Wherever the string "page" occurs in a line of these records, report that line.

— Start of Dataset rows —

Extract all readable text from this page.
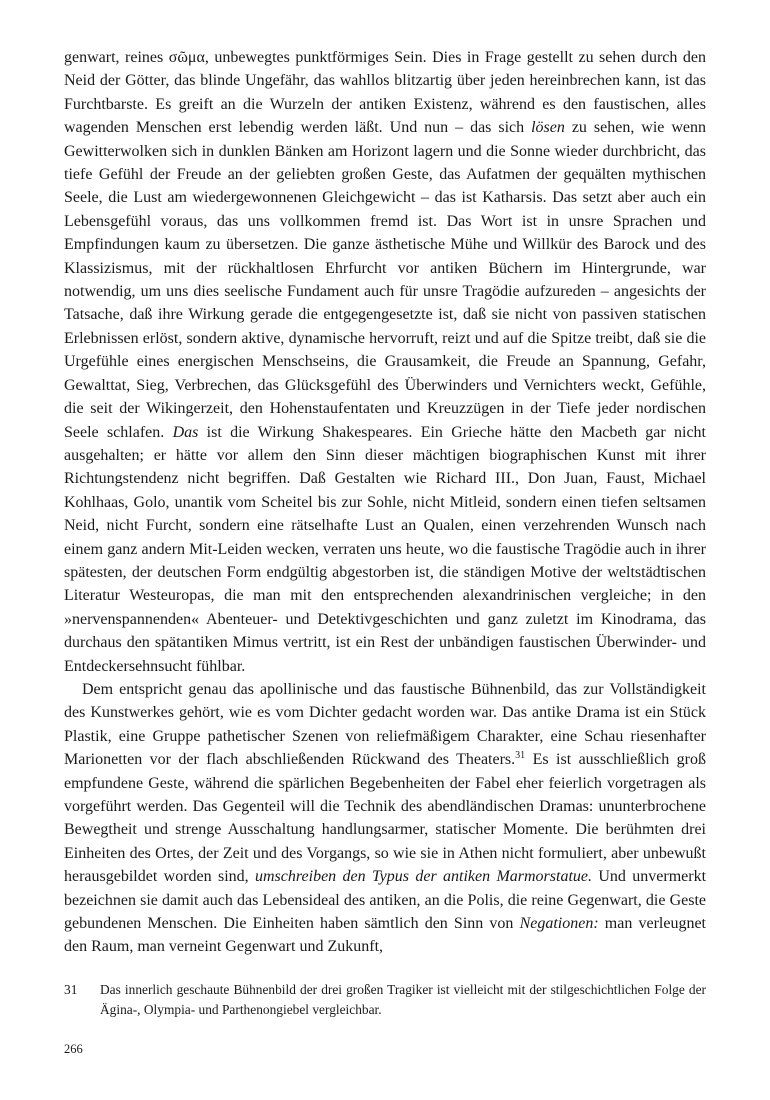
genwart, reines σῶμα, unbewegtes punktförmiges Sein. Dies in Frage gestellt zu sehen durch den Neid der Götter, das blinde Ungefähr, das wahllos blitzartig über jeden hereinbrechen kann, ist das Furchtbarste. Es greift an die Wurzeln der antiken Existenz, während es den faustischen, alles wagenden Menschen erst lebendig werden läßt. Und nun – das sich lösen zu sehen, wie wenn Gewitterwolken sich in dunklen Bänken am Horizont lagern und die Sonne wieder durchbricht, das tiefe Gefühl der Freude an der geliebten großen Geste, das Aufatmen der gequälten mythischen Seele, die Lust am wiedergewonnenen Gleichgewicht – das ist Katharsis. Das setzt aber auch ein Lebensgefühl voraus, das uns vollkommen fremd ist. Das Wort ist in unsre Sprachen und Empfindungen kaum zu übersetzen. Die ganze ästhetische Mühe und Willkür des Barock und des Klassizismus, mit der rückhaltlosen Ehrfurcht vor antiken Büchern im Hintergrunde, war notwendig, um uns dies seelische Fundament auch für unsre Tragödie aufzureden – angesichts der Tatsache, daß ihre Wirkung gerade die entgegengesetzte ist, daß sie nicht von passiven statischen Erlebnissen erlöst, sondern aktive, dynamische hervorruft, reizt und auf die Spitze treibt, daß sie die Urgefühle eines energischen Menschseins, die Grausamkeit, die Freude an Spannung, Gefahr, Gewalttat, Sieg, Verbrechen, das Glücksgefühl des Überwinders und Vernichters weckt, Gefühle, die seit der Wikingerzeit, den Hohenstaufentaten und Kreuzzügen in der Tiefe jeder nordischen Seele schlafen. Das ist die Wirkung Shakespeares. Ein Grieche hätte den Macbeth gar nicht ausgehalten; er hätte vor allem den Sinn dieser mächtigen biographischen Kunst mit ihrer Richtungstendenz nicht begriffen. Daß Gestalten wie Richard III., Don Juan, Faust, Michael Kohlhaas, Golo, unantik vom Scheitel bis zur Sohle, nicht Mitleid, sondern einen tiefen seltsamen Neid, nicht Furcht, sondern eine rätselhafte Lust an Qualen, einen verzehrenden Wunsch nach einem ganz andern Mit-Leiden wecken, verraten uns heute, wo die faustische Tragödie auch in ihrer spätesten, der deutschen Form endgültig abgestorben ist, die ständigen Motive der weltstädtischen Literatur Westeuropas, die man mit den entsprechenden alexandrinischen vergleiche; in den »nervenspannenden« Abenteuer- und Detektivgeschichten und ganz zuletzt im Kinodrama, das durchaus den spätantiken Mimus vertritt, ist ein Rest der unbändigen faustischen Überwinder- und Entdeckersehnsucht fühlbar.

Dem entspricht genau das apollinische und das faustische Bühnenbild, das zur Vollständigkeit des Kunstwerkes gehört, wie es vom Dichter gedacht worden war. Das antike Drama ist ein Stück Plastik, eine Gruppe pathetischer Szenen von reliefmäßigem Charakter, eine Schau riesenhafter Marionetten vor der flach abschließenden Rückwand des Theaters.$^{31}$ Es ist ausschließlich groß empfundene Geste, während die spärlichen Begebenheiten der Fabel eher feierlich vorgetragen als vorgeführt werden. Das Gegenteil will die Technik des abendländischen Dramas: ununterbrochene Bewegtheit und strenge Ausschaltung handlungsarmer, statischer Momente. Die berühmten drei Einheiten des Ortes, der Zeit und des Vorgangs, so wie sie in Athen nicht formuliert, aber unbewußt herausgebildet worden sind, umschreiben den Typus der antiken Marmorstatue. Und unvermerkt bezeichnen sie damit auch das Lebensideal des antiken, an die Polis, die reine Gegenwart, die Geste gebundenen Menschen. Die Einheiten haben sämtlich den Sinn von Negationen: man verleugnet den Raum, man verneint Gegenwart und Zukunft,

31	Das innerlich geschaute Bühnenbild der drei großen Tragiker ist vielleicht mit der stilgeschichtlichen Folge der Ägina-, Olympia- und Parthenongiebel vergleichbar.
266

— End of Dataset rows —
— Start of Dataset rows —

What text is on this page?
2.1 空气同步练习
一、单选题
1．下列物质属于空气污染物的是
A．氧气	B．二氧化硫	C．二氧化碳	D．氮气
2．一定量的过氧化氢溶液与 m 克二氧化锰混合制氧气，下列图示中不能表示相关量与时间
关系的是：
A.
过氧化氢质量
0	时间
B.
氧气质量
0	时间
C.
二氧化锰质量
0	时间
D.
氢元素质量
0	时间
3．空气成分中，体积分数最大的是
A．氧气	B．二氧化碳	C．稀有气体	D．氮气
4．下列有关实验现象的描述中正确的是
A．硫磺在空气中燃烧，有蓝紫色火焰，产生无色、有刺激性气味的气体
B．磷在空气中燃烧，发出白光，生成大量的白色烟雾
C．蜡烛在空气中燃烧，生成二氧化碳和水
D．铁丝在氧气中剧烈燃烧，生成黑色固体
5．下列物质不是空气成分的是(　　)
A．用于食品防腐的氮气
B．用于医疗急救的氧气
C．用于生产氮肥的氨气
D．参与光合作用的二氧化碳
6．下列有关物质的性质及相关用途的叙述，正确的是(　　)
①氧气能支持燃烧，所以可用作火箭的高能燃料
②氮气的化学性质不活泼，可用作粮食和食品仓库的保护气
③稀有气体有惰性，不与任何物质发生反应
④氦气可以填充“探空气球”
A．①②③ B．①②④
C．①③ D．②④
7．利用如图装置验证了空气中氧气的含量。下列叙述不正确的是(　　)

— End of Dataset rows —

Output for this exercise:
Extract all readable text from this page.
What text is on this page?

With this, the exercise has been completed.